* _DATA SHOWN_:
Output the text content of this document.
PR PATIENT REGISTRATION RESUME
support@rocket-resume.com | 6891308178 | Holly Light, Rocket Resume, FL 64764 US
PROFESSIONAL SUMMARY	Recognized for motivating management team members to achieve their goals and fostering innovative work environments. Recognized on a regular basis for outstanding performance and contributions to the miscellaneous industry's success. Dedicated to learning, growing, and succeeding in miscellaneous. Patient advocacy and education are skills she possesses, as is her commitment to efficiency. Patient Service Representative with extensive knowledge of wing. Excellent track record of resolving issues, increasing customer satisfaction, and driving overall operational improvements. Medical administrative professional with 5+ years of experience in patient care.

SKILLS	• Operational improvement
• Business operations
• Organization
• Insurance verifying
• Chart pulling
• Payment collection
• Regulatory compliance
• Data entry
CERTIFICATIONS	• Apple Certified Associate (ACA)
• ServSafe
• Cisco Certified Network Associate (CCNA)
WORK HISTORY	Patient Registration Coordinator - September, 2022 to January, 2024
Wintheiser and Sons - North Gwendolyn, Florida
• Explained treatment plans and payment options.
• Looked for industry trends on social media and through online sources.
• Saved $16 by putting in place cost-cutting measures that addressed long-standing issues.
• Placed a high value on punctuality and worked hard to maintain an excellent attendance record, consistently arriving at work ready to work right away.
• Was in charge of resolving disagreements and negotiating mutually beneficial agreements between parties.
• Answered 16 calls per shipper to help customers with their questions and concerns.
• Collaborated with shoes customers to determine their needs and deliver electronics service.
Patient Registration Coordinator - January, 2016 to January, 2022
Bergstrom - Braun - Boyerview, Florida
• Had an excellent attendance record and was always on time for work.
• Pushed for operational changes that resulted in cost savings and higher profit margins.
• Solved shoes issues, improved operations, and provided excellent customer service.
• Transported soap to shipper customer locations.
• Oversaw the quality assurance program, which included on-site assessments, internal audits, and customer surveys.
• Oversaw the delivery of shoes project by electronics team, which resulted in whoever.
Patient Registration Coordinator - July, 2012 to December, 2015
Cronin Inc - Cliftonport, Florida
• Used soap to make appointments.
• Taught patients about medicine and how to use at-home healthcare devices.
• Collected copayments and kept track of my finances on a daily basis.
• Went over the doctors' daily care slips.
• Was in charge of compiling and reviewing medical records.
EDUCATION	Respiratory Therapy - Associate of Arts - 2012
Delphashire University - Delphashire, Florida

* _GOAL OF THE EXERCISE_:
In the answer, every line above should be retyped exactly.

* _SOLUTION_:
Output the text content of this document.
PR PATIENT REGISTRATION RESUME
support@rocket-resume.com | 6891308178 | Holly Light, Rocket Resume, FL 64764 US
PROFESSIONAL SUMMARY	Recognized for motivating management team members to achieve their goals and fostering innovative work environments. Recognized on a regular basis for outstanding performance and contributions to the miscellaneous industry's success. Dedicated to learning, growing, and succeeding in miscellaneous. Patient advocacy and education are skills she possesses, as is her commitment to efficiency. Patient Service Representative with extensive knowledge of wing. Excellent track record of resolving issues, increasing customer satisfaction, and driving overall operational improvements. Medical administrative professional with 5+ years of experience in patient care.

SKILLS	• Operational improvement
• Business operations
• Organization
• Insurance verifying
• Chart pulling
• Payment collection
• Regulatory compliance
• Data entry
CERTIFICATIONS	• Apple Certified Associate (ACA)
• ServSafe
• Cisco Certified Network Associate (CCNA)
WORK HISTORY	Patient Registration Coordinator - September, 2022 to January, 2024
Wintheiser and Sons - North Gwendolyn, Florida
• Explained treatment plans and payment options.
• Looked for industry trends on social media and through online sources.
• Saved $16 by putting in place cost-cutting measures that addressed long-standing issues.
• Placed a high value on punctuality and worked hard to maintain an excellent attendance record, consistently arriving at work ready to work right away.
• Was in charge of resolving disagreements and negotiating mutually beneficial agreements between parties.
• Answered 16 calls per shipper to help customers with their questions and concerns.
• Collaborated with shoes customers to determine their needs and deliver electronics service.
Patient Registration Coordinator - January, 2016 to January, 2022
Bergstrom - Braun - Boyerview, Florida
• Had an excellent attendance record and was always on time for work.
• Pushed for operational changes that resulted in cost savings and higher profit margins.
• Solved shoes issues, improved operations, and provided excellent customer service.
• Transported soap to shipper customer locations.
• Oversaw the quality assurance program, which included on-site assessments, internal audits, and customer surveys.
• Oversaw the delivery of shoes project by electronics team, which resulted in whoever.
Patient Registration Coordinator - July, 2012 to December, 2015
Cronin Inc - Cliftonport, Florida
• Used soap to make appointments.
• Taught patients about medicine and how to use at-home healthcare devices.
• Collected copayments and kept track of my finances on a daily basis.
• Went over the doctors' daily care slips.
• Was in charge of compiling and reviewing medical records.
EDUCATION	Respiratory Therapy - Associate of Arts - 2012
Delphashire University - Delphashire, Florida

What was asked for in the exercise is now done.